Some records:
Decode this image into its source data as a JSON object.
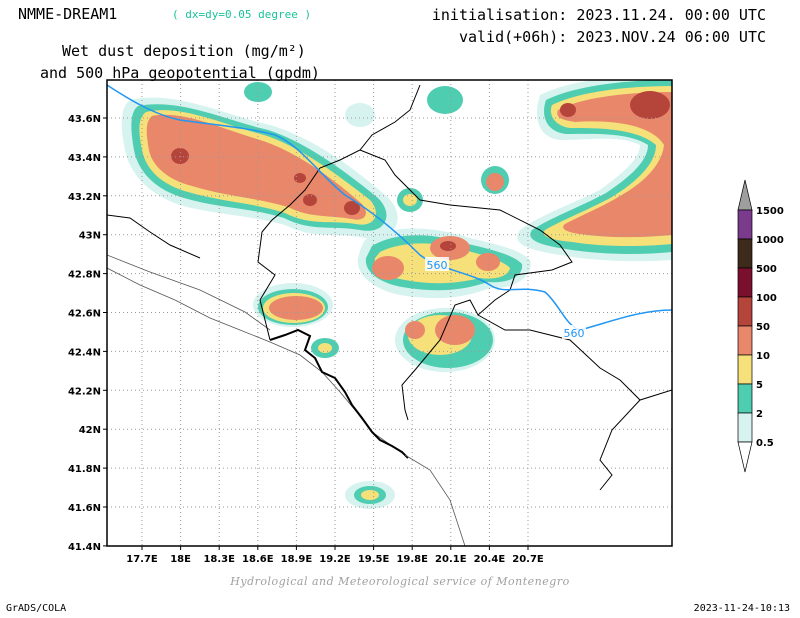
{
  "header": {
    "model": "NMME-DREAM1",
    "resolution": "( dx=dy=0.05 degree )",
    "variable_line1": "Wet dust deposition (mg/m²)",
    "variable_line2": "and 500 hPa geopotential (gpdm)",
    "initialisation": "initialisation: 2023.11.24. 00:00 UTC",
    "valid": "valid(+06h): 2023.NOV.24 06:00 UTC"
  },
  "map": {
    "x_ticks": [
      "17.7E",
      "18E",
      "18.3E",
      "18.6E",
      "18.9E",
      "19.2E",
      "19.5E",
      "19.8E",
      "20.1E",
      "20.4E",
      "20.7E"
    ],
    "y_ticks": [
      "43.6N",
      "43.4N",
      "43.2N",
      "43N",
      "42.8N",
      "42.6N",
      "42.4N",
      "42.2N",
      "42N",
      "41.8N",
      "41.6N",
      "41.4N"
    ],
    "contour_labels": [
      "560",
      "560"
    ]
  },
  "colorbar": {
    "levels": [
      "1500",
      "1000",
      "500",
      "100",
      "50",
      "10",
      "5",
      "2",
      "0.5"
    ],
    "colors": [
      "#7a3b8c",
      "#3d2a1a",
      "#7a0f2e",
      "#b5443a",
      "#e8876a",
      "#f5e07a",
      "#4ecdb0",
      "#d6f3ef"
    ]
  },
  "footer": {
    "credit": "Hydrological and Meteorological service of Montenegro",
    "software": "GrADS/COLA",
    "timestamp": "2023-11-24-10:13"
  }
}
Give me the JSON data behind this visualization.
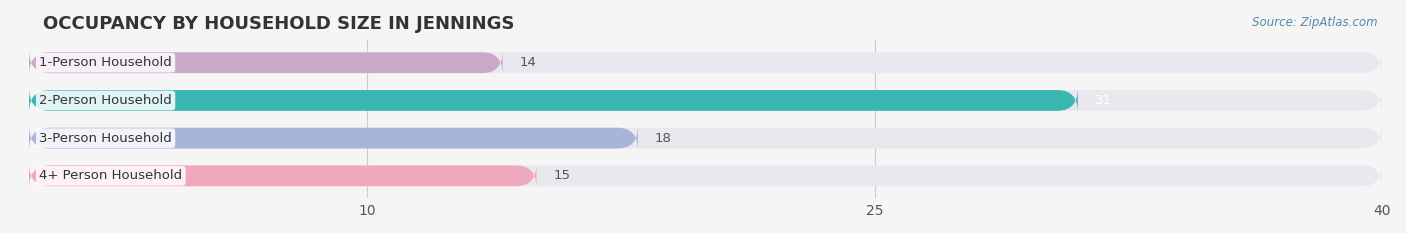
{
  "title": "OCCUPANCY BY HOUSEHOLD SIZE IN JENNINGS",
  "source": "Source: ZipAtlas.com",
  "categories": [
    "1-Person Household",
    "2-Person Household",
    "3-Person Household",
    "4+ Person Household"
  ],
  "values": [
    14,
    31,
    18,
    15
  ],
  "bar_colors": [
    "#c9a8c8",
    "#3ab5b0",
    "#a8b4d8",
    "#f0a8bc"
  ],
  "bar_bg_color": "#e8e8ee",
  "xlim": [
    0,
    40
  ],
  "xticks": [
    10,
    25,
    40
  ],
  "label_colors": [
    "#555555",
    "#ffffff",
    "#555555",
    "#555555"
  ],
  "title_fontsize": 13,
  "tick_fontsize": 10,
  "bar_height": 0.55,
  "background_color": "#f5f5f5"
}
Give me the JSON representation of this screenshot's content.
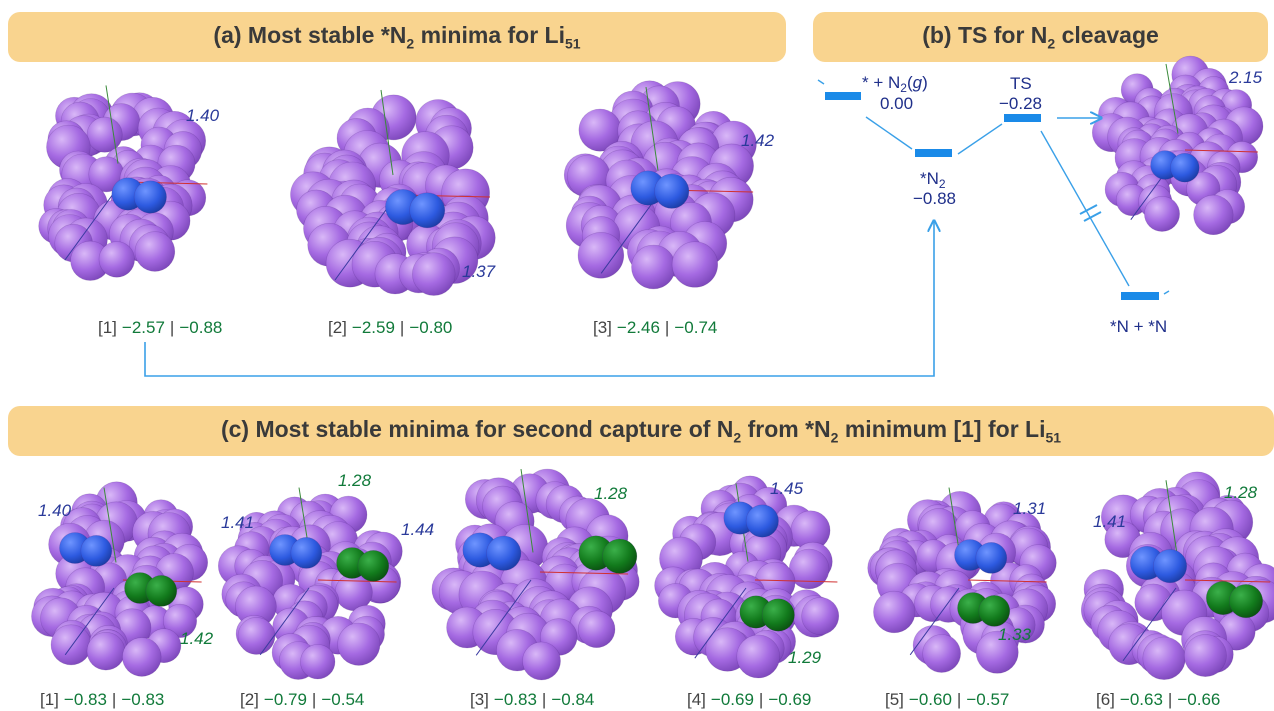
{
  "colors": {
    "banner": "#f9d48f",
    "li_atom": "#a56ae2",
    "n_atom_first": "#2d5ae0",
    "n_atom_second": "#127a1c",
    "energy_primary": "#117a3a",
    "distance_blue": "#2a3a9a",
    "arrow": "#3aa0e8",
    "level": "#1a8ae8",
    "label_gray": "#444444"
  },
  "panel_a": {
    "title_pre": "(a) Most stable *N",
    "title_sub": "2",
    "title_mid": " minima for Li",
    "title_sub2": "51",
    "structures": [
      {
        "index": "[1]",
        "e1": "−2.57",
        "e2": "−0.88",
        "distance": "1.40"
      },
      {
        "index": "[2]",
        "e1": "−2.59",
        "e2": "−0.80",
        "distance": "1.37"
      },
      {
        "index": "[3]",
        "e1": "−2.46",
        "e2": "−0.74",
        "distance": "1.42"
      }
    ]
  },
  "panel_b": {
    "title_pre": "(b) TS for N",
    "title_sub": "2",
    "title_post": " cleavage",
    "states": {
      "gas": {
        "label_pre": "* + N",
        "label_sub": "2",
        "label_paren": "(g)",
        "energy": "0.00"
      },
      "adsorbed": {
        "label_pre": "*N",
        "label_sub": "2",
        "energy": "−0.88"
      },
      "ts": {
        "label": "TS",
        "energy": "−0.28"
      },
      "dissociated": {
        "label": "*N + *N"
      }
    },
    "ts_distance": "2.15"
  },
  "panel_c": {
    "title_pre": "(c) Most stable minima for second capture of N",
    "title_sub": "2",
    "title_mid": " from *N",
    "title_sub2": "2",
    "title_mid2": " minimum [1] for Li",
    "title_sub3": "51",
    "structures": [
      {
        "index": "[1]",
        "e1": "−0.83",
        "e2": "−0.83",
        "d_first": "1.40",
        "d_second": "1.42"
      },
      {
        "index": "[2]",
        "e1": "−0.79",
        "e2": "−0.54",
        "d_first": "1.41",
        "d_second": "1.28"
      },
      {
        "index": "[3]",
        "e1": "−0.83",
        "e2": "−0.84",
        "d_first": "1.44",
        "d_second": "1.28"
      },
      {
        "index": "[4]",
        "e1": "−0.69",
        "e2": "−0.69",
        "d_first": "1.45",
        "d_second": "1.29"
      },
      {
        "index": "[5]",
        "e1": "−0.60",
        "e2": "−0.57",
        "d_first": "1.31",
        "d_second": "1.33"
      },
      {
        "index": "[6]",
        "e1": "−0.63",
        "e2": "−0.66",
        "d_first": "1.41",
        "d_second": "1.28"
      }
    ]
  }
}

### Given request
Transcribe the records above exactly, leaving out every picture.

### Answer below
Decode this image into its source data as a JSON object.
{
  "header": {
    "model": "NMME-DREAM1",
    "resolution": "( dx=dy=0.05 degree )",
    "variable_line1": "Wet dust deposition (mg/m²)",
    "variable_line2": "and 500 hPa geopotential (gpdm)",
    "initialisation": "initialisation: 2023.11.24. 00:00 UTC",
    "valid": "valid(+06h): 2023.NOV.24 06:00 UTC"
  },
  "map": {
    "x_ticks": [
      "17.7E",
      "18E",
      "18.3E",
      "18.6E",
      "18.9E",
      "19.2E",
      "19.5E",
      "19.8E",
      "20.1E",
      "20.4E",
      "20.7E"
    ],
    "y_ticks": [
      "43.6N",
      "43.4N",
      "43.2N",
      "43N",
      "42.8N",
      "42.6N",
      "42.4N",
      "42.2N",
      "42N",
      "41.8N",
      "41.6N",
      "41.4N"
    ],
    "contour_labels": [
      "560",
      "560"
    ]
  },
  "colorbar": {
    "levels": [
      "1500",
      "1000",
      "500",
      "100",
      "50",
      "10",
      "5",
      "2",
      "0.5"
    ],
    "colors": [
      "#7a3b8c",
      "#3d2a1a",
      "#7a0f2e",
      "#b5443a",
      "#e8876a",
      "#f5e07a",
      "#4ecdb0",
      "#d6f3ef"
    ]
  },
  "footer": {
    "credit": "Hydrological and Meteorological service of Montenegro",
    "software": "GrADS/COLA",
    "timestamp": "2023-11-24-10:13"
  }
}
Give me the JSON data behind this visualization.
{
  "title": "OCCUPANCY BY HOUSEHOLD SIZE IN JENNINGS",
  "source": "Source: ZipAtlas.com",
  "categories": [
    "1-Person Household",
    "2-Person Household",
    "3-Person Household",
    "4+ Person Household"
  ],
  "values": [
    14,
    31,
    18,
    15
  ],
  "bar_colors": [
    "#c9a8c8",
    "#3ab5b0",
    "#a8b4d8",
    "#f0a8bc"
  ],
  "bar_bg_color": "#e8e8ee",
  "xlim": [
    0,
    40
  ],
  "xticks": [
    10,
    25,
    40
  ],
  "label_colors": [
    "#555555",
    "#ffffff",
    "#555555",
    "#555555"
  ],
  "title_fontsize": 13,
  "tick_fontsize": 10,
  "bar_height": 0.55,
  "background_color": "#f5f5f5"
}
Give me the JSON representation of this screenshot's content.
{
  "colors": {
    "banner": "#f9d48f",
    "li_atom": "#a56ae2",
    "n_atom_first": "#2d5ae0",
    "n_atom_second": "#127a1c",
    "energy_primary": "#117a3a",
    "distance_blue": "#2a3a9a",
    "arrow": "#3aa0e8",
    "level": "#1a8ae8",
    "label_gray": "#444444"
  },
  "panel_a": {
    "title_pre": "(a) Most stable *N",
    "title_sub": "2",
    "title_mid": " minima for Li",
    "title_sub2": "51",
    "structures": [
      {
        "index": "[1]",
        "e1": "−2.57",
        "e2": "−0.88",
        "distance": "1.40"
      },
      {
        "index": "[2]",
        "e1": "−2.59",
        "e2": "−0.80",
        "distance": "1.37"
      },
      {
        "index": "[3]",
        "e1": "−2.46",
        "e2": "−0.74",
        "distance": "1.42"
      }
    ]
  },
  "panel_b": {
    "title_pre": "(b) TS for N",
    "title_sub": "2",
    "title_post": " cleavage",
    "states": {
      "gas": {
        "label_pre": "* + N",
        "label_sub": "2",
        "label_paren": "(g)",
        "energy": "0.00"
      },
      "adsorbed": {
        "label_pre": "*N",
        "label_sub": "2",
        "energy": "−0.88"
      },
      "ts": {
        "label": "TS",
        "energy": "−0.28"
      },
      "dissociated": {
        "label": "*N + *N"
      }
    },
    "ts_distance": "2.15"
  },
  "panel_c": {
    "title_pre": "(c) Most stable minima for second capture of N",
    "title_sub": "2",
    "title_mid": " from *N",
    "title_sub2": "2",
    "title_mid2": " minimum [1] for Li",
    "title_sub3": "51",
    "structures": [
      {
        "index": "[1]",
        "e1": "−0.83",
        "e2": "−0.83",
        "d_first": "1.40",
        "d_second": "1.42"
      },
      {
        "index": "[2]",
        "e1": "−0.79",
        "e2": "−0.54",
        "d_first": "1.41",
        "d_second": "1.28"
      },
      {
        "index": "[3]",
        "e1": "−0.83",
        "e2": "−0.84",
        "d_first": "1.44",
        "d_second": "1.28"
      },
      {
        "index": "[4]",
        "e1": "−0.69",
        "e2": "−0.69",
        "d_first": "1.45",
        "d_second": "1.29"
      },
      {
        "index": "[5]",
        "e1": "−0.60",
        "e2": "−0.57",
        "d_first": "1.31",
        "d_second": "1.33"
      },
      {
        "index": "[6]",
        "e1": "−0.63",
        "e2": "−0.66",
        "d_first": "1.41",
        "d_second": "1.28"
      }
    ]
  }
}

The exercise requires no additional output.